DATA SUPPLIED
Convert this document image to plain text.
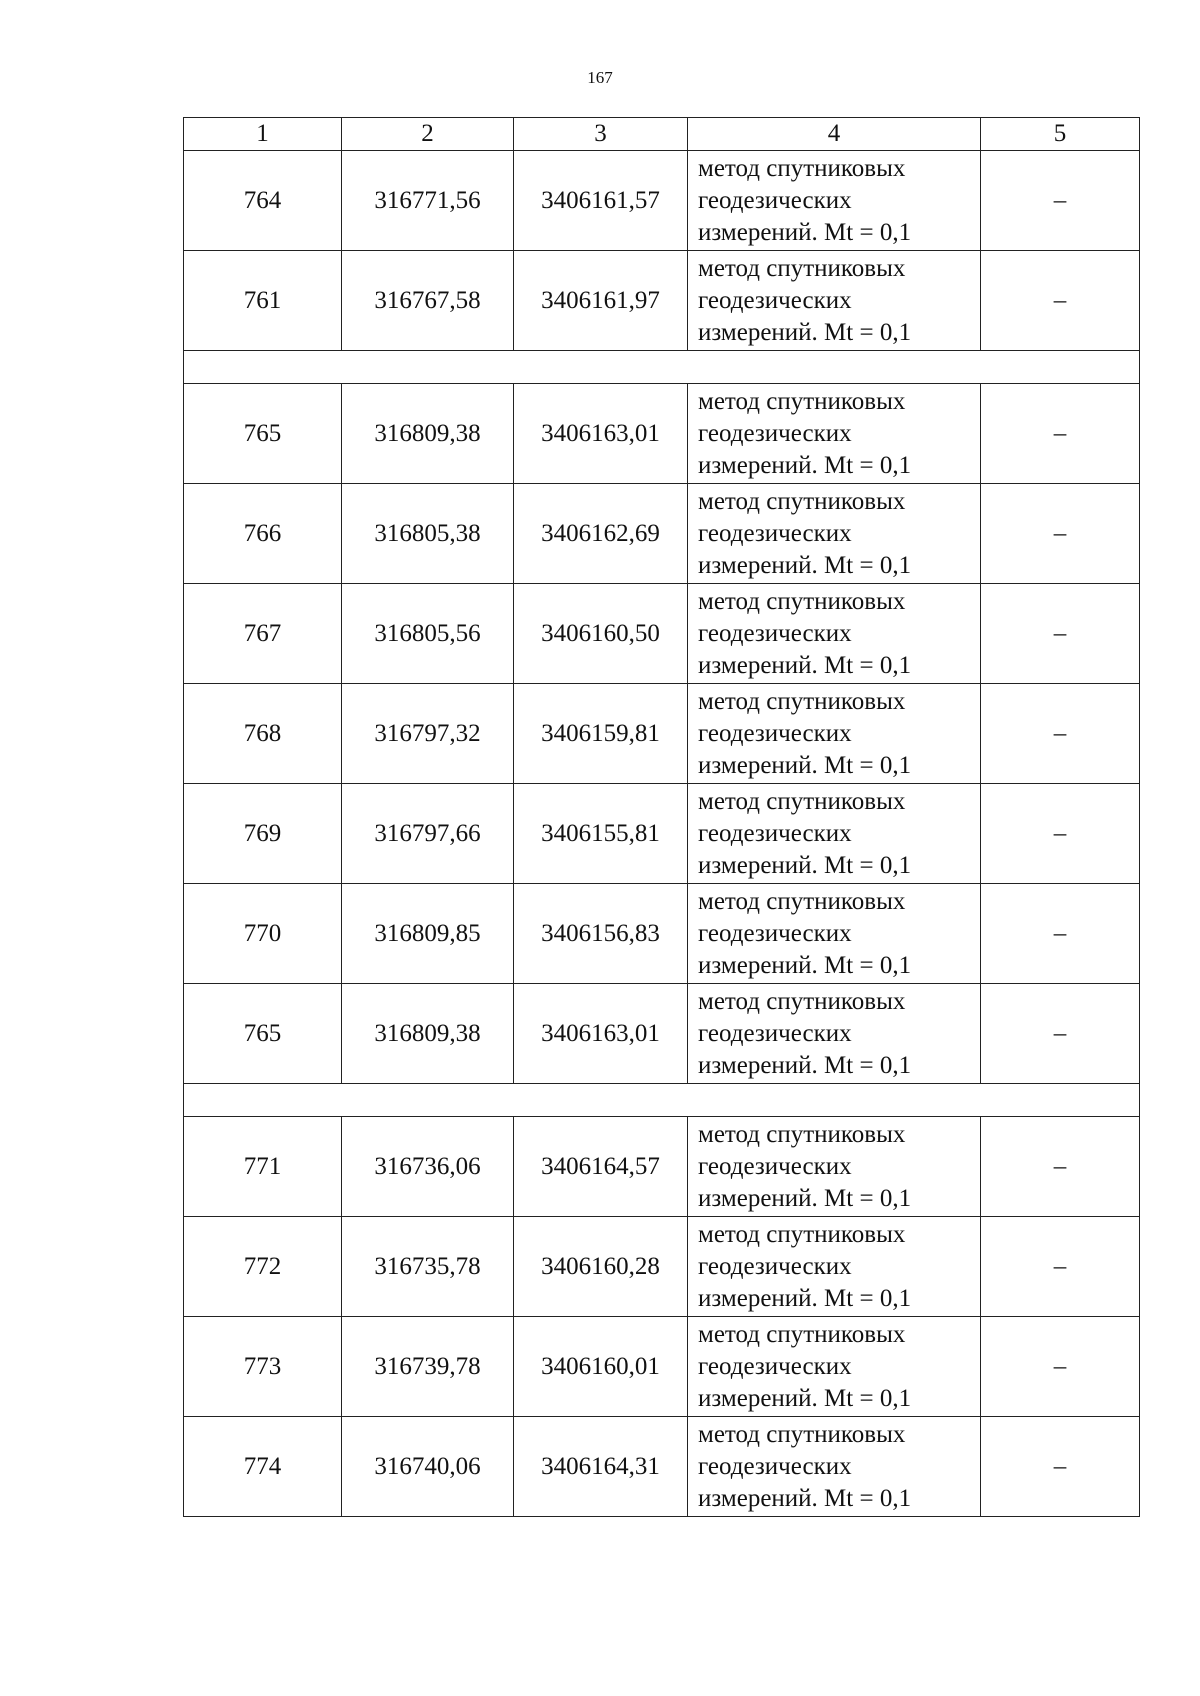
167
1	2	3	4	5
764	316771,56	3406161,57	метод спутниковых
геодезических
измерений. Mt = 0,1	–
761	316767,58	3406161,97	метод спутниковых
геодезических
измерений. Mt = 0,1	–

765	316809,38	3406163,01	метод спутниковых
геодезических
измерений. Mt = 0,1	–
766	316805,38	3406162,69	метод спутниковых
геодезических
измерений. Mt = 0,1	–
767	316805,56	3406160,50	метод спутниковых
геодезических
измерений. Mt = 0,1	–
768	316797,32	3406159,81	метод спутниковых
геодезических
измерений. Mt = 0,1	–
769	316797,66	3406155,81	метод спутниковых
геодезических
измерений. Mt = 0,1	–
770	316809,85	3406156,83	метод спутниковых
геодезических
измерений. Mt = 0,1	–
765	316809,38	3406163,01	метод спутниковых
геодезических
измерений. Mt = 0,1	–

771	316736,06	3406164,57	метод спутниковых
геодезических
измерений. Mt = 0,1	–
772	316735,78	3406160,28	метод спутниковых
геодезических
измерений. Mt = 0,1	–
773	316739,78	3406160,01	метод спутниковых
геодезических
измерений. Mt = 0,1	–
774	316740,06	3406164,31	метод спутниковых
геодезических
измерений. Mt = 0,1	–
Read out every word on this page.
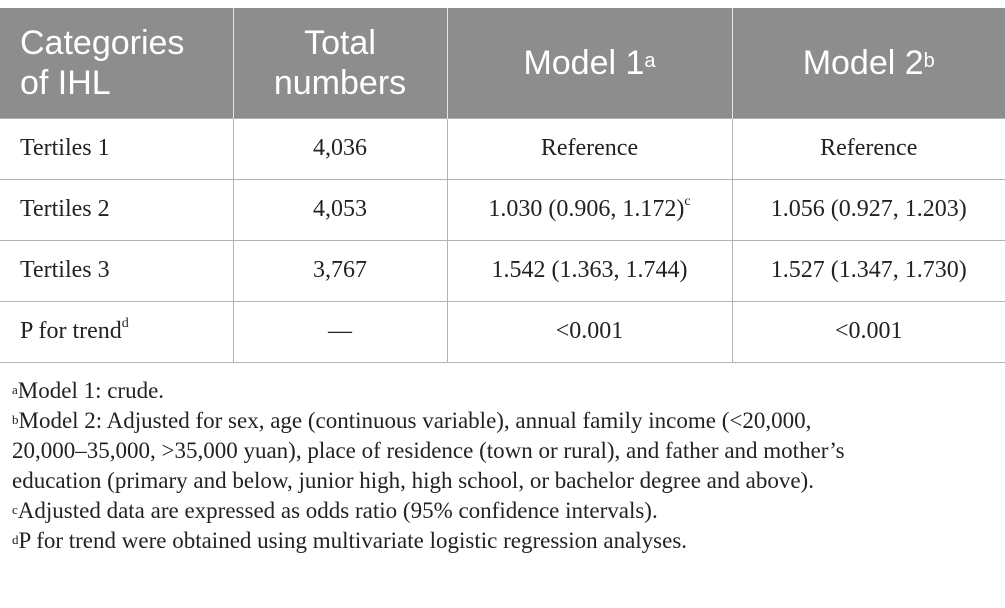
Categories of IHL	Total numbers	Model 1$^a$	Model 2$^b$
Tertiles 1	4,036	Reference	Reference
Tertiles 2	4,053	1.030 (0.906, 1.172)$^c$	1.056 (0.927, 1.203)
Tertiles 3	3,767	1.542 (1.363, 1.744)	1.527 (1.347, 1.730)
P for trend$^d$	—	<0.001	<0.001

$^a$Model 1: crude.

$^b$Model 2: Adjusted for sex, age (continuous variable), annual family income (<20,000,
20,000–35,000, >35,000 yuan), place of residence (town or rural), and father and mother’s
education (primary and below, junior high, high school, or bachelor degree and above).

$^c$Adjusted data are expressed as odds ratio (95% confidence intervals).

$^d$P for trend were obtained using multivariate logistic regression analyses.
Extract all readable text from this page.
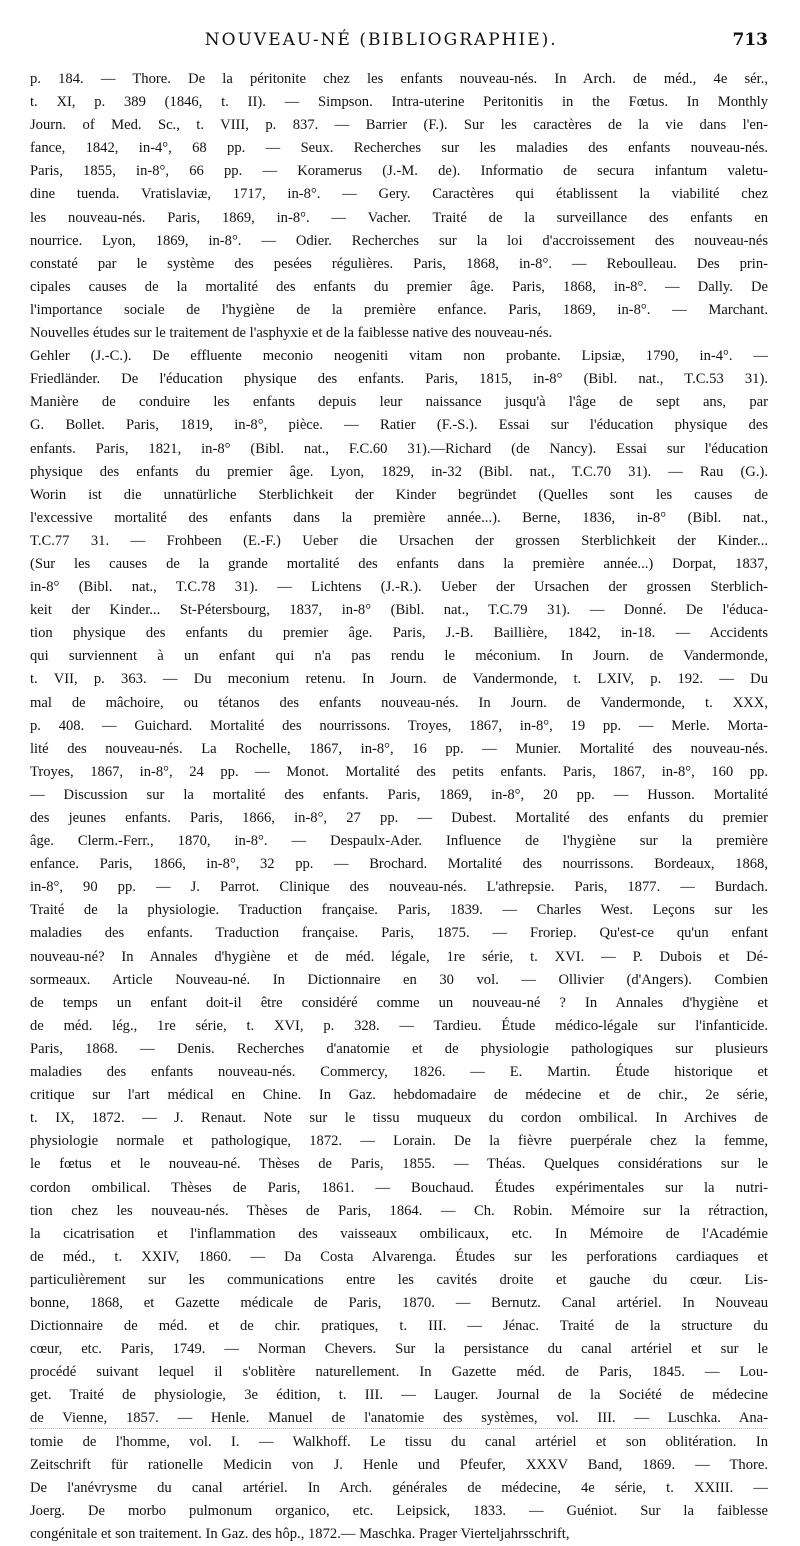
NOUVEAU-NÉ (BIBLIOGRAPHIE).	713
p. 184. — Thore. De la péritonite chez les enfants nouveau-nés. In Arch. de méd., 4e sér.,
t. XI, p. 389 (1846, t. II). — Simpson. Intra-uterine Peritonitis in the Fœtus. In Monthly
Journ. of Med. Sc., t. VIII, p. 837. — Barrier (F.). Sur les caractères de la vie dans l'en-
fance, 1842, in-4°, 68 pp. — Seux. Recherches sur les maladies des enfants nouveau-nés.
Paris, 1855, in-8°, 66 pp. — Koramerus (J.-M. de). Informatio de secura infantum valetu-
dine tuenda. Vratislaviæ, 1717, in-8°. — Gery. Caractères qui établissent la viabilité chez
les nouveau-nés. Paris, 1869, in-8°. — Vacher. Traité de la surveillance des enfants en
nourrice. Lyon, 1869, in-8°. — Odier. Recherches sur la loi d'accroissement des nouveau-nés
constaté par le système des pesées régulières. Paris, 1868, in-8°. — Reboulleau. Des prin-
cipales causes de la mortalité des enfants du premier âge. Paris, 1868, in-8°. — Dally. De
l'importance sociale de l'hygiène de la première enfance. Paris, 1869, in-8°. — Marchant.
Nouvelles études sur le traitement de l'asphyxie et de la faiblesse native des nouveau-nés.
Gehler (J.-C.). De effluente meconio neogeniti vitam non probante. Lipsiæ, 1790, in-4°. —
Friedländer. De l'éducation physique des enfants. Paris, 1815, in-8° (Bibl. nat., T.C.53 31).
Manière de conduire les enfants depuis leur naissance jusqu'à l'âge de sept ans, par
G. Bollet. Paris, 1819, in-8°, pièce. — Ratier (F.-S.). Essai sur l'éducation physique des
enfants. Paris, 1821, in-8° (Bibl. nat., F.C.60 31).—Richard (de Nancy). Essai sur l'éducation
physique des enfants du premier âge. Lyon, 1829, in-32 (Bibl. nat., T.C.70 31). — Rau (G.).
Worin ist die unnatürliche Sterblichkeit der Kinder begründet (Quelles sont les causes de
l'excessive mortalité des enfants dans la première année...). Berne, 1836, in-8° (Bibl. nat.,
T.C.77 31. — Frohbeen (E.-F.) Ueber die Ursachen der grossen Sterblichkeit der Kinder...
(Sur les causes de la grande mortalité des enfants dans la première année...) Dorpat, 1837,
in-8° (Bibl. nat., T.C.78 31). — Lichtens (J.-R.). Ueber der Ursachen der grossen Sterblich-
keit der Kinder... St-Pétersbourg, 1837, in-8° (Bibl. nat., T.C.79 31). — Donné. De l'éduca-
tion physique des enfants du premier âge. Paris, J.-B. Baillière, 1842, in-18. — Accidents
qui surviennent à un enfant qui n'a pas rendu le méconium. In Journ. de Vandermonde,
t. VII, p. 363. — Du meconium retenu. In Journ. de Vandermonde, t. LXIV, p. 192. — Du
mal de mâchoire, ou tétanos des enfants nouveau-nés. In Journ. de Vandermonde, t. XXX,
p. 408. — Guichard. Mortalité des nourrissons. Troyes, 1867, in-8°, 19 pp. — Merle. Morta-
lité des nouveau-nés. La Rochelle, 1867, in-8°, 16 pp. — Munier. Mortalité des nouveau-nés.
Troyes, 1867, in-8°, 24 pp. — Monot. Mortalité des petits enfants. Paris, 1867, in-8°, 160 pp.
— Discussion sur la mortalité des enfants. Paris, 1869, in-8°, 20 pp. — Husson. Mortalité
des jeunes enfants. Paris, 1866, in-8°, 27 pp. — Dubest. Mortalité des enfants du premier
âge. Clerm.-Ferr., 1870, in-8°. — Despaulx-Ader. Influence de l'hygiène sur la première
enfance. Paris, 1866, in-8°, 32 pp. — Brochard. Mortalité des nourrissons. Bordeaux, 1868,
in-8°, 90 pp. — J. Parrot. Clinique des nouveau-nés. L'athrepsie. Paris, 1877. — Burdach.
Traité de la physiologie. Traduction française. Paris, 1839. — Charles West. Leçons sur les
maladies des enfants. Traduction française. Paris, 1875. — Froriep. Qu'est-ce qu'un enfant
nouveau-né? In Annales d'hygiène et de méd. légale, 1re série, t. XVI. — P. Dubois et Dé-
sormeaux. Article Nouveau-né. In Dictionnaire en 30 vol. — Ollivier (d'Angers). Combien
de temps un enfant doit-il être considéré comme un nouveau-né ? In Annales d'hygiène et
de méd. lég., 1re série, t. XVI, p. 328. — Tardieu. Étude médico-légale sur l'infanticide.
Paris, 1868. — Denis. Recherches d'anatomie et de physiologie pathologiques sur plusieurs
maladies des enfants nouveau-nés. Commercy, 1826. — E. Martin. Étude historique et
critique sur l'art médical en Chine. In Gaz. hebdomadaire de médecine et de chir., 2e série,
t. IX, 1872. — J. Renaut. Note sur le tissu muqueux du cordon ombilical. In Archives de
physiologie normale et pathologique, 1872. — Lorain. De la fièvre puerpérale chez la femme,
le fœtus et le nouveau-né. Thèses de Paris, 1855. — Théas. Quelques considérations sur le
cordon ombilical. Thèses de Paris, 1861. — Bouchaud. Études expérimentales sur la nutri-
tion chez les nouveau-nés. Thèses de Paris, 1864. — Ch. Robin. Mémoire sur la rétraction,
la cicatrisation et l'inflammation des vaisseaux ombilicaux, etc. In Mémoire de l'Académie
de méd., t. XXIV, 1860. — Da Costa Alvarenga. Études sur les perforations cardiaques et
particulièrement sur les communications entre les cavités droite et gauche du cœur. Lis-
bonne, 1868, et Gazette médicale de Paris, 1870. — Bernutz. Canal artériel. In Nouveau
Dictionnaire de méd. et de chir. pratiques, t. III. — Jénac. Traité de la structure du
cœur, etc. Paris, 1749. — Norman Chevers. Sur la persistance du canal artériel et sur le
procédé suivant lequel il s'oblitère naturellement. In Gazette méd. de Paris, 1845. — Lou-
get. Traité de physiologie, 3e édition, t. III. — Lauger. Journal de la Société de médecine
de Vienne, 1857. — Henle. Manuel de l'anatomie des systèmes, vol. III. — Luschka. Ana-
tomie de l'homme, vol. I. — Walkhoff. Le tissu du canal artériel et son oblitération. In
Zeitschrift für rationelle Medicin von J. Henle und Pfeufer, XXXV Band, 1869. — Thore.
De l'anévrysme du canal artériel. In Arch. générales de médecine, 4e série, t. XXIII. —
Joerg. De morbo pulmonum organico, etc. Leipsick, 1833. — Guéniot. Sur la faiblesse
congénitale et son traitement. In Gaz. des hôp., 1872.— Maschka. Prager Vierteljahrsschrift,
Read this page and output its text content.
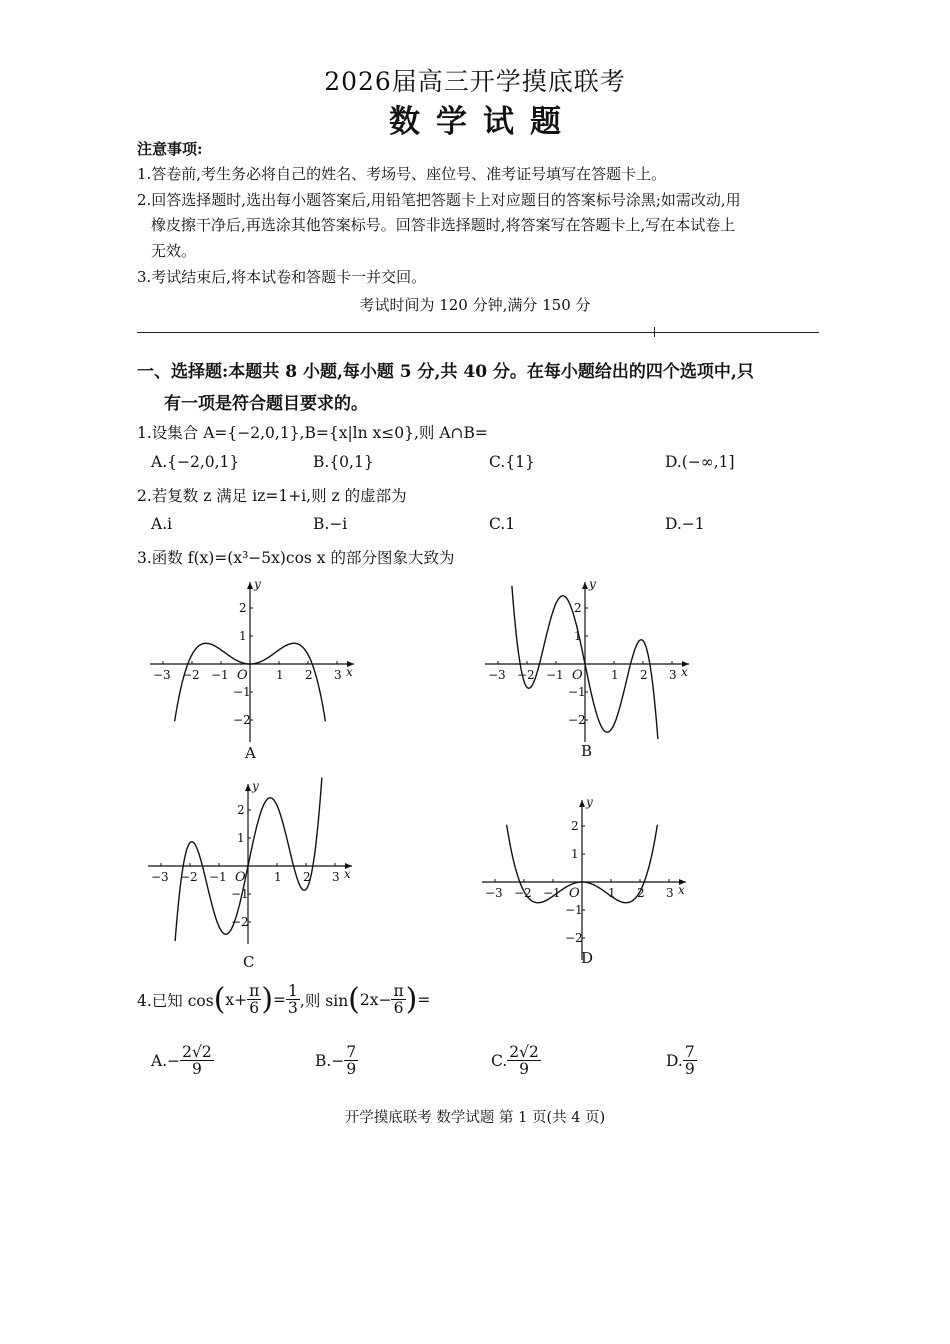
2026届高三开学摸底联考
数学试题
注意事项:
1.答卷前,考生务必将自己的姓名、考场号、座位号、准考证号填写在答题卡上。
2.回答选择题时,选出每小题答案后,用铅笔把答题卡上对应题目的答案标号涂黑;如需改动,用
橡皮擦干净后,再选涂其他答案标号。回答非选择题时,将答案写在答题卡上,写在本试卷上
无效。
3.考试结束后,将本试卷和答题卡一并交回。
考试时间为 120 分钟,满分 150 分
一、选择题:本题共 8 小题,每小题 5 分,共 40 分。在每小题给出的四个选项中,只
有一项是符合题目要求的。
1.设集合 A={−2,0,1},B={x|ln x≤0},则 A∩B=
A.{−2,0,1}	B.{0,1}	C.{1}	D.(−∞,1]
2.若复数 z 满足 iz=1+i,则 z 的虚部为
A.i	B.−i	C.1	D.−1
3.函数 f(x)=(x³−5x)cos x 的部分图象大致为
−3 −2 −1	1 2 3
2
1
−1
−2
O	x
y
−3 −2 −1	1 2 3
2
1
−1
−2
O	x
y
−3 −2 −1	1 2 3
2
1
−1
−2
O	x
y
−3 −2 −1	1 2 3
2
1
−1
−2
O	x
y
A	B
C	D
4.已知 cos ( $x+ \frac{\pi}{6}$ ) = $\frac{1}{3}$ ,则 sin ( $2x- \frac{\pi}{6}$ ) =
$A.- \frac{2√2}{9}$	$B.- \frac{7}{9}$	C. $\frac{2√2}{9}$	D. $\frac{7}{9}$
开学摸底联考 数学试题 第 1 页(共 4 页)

TASK BRIEF
Choose all lines containing the string "premier" and copy them out.

FULL SOLUTION
cipales causes de la mortalité des enfants du premier âge. Paris, 1868, in-8°. — Dally. De
physique des enfants du premier âge. Lyon, 1829, in-32 (Bibl. nat., T.C.70 31). — Rau (G.).
tion physique des enfants du premier âge. Paris, J.-B. Baillière, 1842, in-18. — Accidents
des jeunes enfants. Paris, 1866, in-8°, 27 pp. — Dubest. Mortalité des enfants du premier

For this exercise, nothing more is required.